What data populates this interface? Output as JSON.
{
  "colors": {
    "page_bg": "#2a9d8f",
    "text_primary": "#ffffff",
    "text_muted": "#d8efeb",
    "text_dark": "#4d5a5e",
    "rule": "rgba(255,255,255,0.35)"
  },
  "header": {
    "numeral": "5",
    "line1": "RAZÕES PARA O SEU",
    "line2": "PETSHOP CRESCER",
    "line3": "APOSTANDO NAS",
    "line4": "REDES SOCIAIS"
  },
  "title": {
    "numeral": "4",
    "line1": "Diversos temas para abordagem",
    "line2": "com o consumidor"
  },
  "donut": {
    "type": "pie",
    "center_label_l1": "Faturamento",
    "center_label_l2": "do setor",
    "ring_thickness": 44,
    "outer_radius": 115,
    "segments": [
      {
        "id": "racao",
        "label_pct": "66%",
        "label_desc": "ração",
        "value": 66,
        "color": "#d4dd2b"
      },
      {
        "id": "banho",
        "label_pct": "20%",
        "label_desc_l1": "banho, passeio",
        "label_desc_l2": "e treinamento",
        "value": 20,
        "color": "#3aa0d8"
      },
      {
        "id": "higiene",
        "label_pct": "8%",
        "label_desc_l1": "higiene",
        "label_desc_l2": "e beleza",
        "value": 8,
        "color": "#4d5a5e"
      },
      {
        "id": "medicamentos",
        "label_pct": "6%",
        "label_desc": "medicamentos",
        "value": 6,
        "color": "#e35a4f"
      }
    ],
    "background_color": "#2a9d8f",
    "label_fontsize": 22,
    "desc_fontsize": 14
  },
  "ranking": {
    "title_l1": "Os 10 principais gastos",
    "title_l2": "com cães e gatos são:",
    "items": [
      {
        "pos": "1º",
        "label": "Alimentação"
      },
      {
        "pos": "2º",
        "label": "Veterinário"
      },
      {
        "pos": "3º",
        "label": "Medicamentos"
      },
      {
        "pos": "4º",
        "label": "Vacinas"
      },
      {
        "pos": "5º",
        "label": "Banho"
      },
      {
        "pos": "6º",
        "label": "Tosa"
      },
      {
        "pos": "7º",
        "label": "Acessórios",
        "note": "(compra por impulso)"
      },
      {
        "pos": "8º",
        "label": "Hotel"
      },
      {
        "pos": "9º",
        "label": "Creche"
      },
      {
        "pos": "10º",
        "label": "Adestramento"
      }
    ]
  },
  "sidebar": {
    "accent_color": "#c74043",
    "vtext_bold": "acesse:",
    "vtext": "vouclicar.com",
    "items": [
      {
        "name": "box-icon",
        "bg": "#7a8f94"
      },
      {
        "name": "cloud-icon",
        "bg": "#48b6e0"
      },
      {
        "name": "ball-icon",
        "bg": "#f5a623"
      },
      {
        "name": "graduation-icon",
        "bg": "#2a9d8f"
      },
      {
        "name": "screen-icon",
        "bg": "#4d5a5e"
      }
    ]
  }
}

^^^^^^^^

### Challenge
Please repeat all the records above exactly as they appear.

### Result below
What data populates this interface? Output as JSON.
{
  "colors": {
    "page_bg": "#2a9d8f",
    "text_primary": "#ffffff",
    "text_muted": "#d8efeb",
    "text_dark": "#4d5a5e",
    "rule": "rgba(255,255,255,0.35)"
  },
  "header": {
    "numeral": "5",
    "line1": "RAZÕES PARA O SEU",
    "line2": "PETSHOP CRESCER",
    "line3": "APOSTANDO NAS",
    "line4": "REDES SOCIAIS"
  },
  "title": {
    "numeral": "4",
    "line1": "Diversos temas para abordagem",
    "line2": "com o consumidor"
  },
  "donut": {
    "type": "pie",
    "center_label_l1": "Faturamento",
    "center_label_l2": "do setor",
    "ring_thickness": 44,
    "outer_radius": 115,
    "segments": [
      {
        "id": "racao",
        "label_pct": "66%",
        "label_desc": "ração",
        "value": 66,
        "color": "#d4dd2b"
      },
      {
        "id": "banho",
        "label_pct": "20%",
        "label_desc_l1": "banho, passeio",
        "label_desc_l2": "e treinamento",
        "value": 20,
        "color": "#3aa0d8"
      },
      {
        "id": "higiene",
        "label_pct": "8%",
        "label_desc_l1": "higiene",
        "label_desc_l2": "e beleza",
        "value": 8,
        "color": "#4d5a5e"
      },
      {
        "id": "medicamentos",
        "label_pct": "6%",
        "label_desc": "medicamentos",
        "value": 6,
        "color": "#e35a4f"
      }
    ],
    "background_color": "#2a9d8f",
    "label_fontsize": 22,
    "desc_fontsize": 14
  },
  "ranking": {
    "title_l1": "Os 10 principais gastos",
    "title_l2": "com cães e gatos são:",
    "items": [
      {
        "pos": "1º",
        "label": "Alimentação"
      },
      {
        "pos": "2º",
        "label": "Veterinário"
      },
      {
        "pos": "3º",
        "label": "Medicamentos"
      },
      {
        "pos": "4º",
        "label": "Vacinas"
      },
      {
        "pos": "5º",
        "label": "Banho"
      },
      {
        "pos": "6º",
        "label": "Tosa"
      },
      {
        "pos": "7º",
        "label": "Acessórios",
        "note": "(compra por impulso)"
      },
      {
        "pos": "8º",
        "label": "Hotel"
      },
      {
        "pos": "9º",
        "label": "Creche"
      },
      {
        "pos": "10º",
        "label": "Adestramento"
      }
    ]
  },
  "sidebar": {
    "accent_color": "#c74043",
    "vtext_bold": "acesse:",
    "vtext": "vouclicar.com",
    "items": [
      {
        "name": "box-icon",
        "bg": "#7a8f94"
      },
      {
        "name": "cloud-icon",
        "bg": "#48b6e0"
      },
      {
        "name": "ball-icon",
        "bg": "#f5a623"
      },
      {
        "name": "graduation-icon",
        "bg": "#2a9d8f"
      },
      {
        "name": "screen-icon",
        "bg": "#4d5a5e"
      }
    ]
  }
}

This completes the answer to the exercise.